Set problem: Quote the lines exactly as they appear, covering everything from the start of the records down to the line containing "carousel-dot[interactable] xyxy=(295,812,308,825)".

Provided records:
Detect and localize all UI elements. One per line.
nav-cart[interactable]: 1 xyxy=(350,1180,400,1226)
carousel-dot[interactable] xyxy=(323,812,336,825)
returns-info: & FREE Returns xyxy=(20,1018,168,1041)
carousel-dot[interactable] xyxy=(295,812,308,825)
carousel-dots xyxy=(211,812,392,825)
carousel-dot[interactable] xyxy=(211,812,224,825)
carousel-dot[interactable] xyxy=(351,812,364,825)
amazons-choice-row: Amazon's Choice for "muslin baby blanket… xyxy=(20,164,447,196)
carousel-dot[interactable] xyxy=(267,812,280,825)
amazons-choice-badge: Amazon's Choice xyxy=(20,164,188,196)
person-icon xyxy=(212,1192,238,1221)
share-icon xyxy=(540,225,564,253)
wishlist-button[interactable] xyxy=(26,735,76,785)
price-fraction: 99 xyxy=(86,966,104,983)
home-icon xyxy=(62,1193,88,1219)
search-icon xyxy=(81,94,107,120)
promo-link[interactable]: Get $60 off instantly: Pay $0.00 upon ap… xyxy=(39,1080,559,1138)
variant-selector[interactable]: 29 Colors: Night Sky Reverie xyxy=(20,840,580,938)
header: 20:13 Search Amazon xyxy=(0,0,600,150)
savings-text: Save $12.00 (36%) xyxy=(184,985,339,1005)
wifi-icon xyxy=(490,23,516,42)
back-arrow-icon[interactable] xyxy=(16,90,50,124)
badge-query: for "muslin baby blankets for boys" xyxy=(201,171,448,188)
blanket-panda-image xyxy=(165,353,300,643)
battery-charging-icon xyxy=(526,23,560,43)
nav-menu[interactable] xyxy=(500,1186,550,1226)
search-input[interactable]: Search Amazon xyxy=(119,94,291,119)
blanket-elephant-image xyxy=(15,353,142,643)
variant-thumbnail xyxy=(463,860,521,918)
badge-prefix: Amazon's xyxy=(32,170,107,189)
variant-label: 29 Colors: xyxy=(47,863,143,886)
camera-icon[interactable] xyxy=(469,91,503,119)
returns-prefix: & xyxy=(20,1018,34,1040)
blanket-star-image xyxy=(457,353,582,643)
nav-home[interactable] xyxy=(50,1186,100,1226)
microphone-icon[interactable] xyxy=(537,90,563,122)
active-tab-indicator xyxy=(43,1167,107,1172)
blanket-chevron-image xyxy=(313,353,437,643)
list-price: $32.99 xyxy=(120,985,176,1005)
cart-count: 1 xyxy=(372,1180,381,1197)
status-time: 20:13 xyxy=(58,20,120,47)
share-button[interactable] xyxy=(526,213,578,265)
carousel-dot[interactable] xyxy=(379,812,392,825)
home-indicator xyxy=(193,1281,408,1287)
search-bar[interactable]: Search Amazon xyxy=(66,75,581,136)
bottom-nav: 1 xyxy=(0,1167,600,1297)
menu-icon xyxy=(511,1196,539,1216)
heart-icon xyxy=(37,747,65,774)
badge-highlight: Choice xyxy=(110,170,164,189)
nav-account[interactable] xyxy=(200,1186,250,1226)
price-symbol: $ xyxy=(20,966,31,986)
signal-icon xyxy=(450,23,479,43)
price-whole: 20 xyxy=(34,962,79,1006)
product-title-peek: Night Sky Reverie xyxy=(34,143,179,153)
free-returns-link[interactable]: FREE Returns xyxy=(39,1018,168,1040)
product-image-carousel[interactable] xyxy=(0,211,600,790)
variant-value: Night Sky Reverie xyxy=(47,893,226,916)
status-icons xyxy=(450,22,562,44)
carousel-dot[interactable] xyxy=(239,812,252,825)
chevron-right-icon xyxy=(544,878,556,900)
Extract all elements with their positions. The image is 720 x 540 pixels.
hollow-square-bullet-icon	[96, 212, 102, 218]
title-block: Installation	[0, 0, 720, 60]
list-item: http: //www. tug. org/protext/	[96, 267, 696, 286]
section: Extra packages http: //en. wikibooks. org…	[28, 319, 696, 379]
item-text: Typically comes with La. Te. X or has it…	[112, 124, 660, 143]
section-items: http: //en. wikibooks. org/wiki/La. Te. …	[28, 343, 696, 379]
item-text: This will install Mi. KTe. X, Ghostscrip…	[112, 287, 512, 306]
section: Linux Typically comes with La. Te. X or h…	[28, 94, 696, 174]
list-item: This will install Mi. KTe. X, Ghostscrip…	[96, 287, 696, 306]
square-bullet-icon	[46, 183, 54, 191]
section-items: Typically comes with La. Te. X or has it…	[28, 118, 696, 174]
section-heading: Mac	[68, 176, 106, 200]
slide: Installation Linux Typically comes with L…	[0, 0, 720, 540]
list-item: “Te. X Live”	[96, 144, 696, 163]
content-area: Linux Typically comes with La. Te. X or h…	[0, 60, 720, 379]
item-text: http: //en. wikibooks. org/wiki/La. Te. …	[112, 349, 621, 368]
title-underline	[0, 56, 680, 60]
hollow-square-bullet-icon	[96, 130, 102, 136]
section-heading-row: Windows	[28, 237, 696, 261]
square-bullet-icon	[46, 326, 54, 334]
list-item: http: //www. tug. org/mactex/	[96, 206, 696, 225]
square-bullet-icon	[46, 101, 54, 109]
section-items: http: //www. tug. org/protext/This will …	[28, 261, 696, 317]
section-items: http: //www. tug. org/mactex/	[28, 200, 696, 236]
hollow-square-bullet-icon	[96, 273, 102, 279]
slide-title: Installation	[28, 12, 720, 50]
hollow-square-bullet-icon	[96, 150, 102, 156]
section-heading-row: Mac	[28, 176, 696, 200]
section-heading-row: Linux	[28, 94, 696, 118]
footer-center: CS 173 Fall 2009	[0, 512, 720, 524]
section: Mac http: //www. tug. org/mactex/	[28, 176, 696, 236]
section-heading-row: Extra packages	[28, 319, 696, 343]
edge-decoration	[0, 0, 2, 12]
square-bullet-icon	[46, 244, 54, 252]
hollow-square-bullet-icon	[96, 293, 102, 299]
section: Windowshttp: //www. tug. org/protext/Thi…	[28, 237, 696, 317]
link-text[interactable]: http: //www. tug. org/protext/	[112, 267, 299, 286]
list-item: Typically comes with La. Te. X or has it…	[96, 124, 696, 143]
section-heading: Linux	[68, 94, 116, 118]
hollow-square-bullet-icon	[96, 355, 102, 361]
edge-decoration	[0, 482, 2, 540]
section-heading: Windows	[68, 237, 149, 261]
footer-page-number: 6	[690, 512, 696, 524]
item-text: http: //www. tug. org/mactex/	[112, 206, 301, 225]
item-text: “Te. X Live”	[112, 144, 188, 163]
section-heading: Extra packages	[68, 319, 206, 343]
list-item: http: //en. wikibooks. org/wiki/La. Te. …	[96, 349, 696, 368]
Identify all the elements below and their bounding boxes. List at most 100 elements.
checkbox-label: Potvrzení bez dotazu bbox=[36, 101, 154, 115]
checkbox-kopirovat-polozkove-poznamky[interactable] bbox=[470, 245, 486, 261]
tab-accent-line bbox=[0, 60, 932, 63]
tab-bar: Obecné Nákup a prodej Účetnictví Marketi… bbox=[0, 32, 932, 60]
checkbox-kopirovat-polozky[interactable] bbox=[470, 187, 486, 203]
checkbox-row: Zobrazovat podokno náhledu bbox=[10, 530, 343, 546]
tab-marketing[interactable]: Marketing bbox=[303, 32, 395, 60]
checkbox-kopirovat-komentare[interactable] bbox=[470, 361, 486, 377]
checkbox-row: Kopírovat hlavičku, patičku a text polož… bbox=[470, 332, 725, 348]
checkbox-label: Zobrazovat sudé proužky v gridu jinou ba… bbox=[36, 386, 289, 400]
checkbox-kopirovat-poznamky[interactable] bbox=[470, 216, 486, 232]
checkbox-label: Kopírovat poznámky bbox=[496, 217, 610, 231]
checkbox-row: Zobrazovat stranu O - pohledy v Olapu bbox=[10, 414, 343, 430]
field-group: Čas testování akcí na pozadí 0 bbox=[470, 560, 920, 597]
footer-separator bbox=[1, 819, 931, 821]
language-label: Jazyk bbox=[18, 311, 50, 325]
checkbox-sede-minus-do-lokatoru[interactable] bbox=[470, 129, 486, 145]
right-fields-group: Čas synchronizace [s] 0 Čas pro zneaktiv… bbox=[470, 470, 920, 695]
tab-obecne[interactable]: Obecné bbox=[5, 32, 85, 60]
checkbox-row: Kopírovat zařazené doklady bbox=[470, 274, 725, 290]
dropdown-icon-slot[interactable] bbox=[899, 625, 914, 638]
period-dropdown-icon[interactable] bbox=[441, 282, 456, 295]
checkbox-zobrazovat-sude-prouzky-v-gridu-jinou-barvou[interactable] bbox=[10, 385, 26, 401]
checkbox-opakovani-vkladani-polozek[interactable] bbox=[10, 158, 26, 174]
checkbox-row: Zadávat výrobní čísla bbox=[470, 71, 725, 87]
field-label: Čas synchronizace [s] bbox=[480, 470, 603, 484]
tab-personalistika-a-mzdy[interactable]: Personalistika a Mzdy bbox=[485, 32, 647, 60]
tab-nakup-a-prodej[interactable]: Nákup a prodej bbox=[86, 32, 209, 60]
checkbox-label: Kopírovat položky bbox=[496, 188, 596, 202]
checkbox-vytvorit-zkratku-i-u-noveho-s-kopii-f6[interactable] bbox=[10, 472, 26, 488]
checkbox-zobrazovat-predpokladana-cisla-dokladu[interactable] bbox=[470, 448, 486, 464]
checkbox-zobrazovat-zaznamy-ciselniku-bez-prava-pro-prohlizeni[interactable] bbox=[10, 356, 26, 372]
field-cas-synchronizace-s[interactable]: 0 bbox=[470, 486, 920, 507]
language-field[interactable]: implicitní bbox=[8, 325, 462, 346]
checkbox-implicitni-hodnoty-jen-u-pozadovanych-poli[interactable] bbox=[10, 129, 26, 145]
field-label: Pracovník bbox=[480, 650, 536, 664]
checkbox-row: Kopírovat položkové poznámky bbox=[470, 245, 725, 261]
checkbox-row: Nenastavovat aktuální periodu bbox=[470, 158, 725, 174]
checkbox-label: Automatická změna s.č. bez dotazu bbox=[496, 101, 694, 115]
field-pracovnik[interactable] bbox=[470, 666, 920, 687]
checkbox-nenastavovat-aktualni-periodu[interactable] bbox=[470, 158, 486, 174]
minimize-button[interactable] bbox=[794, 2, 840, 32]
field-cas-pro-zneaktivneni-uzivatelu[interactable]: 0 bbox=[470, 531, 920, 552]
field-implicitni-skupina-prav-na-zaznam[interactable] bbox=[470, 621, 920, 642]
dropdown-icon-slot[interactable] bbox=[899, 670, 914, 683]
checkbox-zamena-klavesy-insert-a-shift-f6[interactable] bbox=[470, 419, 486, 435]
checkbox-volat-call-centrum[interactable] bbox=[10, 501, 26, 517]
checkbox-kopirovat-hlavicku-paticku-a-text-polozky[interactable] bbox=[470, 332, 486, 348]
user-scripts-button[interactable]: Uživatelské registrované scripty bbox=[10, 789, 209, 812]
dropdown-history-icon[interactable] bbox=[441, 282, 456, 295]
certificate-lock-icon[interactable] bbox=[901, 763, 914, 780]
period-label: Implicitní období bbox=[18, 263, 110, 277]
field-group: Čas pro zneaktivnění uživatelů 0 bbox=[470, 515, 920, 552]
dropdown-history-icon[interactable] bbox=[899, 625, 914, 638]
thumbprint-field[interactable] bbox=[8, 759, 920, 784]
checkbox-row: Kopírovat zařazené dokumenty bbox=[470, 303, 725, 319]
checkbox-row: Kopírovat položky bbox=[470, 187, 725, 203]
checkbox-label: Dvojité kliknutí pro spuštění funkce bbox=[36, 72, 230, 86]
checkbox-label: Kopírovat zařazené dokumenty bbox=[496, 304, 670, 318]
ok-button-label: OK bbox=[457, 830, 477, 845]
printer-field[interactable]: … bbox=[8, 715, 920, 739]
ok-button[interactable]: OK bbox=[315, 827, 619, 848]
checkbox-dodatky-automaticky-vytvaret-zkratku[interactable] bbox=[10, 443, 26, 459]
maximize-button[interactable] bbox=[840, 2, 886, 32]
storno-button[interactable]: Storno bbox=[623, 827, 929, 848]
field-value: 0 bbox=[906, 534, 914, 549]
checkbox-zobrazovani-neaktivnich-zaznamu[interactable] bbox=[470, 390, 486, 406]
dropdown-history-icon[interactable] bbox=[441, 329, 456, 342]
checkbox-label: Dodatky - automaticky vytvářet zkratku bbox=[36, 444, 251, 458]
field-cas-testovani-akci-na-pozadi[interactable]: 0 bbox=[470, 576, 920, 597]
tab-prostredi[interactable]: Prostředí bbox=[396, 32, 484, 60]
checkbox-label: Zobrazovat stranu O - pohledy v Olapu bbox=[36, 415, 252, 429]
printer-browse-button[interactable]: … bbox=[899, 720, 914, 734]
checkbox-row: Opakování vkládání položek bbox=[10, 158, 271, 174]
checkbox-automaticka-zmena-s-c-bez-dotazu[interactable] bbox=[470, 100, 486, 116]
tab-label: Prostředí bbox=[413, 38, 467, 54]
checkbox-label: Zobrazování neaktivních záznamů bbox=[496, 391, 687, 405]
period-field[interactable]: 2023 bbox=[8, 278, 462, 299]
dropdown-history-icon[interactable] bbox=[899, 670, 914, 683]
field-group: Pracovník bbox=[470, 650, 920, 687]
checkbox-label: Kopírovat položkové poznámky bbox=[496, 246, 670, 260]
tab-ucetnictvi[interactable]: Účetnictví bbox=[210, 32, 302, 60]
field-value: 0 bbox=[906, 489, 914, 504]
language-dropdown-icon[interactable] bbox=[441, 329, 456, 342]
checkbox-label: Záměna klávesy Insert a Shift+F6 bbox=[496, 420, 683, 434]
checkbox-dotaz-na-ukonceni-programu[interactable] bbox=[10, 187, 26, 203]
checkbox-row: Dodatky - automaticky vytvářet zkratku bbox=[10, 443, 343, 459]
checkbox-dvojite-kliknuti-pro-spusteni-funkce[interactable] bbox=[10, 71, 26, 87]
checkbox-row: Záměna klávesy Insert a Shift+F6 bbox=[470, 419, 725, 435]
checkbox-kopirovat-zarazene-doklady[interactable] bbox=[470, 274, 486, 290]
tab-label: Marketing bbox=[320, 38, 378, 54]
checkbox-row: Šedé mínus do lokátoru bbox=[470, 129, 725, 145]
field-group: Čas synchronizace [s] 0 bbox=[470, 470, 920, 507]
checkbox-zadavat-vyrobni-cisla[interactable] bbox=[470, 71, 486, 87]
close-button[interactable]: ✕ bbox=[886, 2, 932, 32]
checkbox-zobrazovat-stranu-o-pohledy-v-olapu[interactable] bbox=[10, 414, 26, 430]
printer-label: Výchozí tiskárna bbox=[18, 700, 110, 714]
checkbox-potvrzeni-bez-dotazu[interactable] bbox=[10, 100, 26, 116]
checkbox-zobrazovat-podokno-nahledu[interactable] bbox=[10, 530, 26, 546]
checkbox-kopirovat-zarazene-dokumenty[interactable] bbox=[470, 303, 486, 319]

Full output:
Detect and localize all UI elements. One per line.
nav-cart[interactable]: 1 xyxy=(350,1180,400,1226)
carousel-dot[interactable] xyxy=(323,812,336,825)
returns-info: & FREE Returns xyxy=(20,1018,168,1041)
carousel-dot[interactable] xyxy=(295,812,308,825)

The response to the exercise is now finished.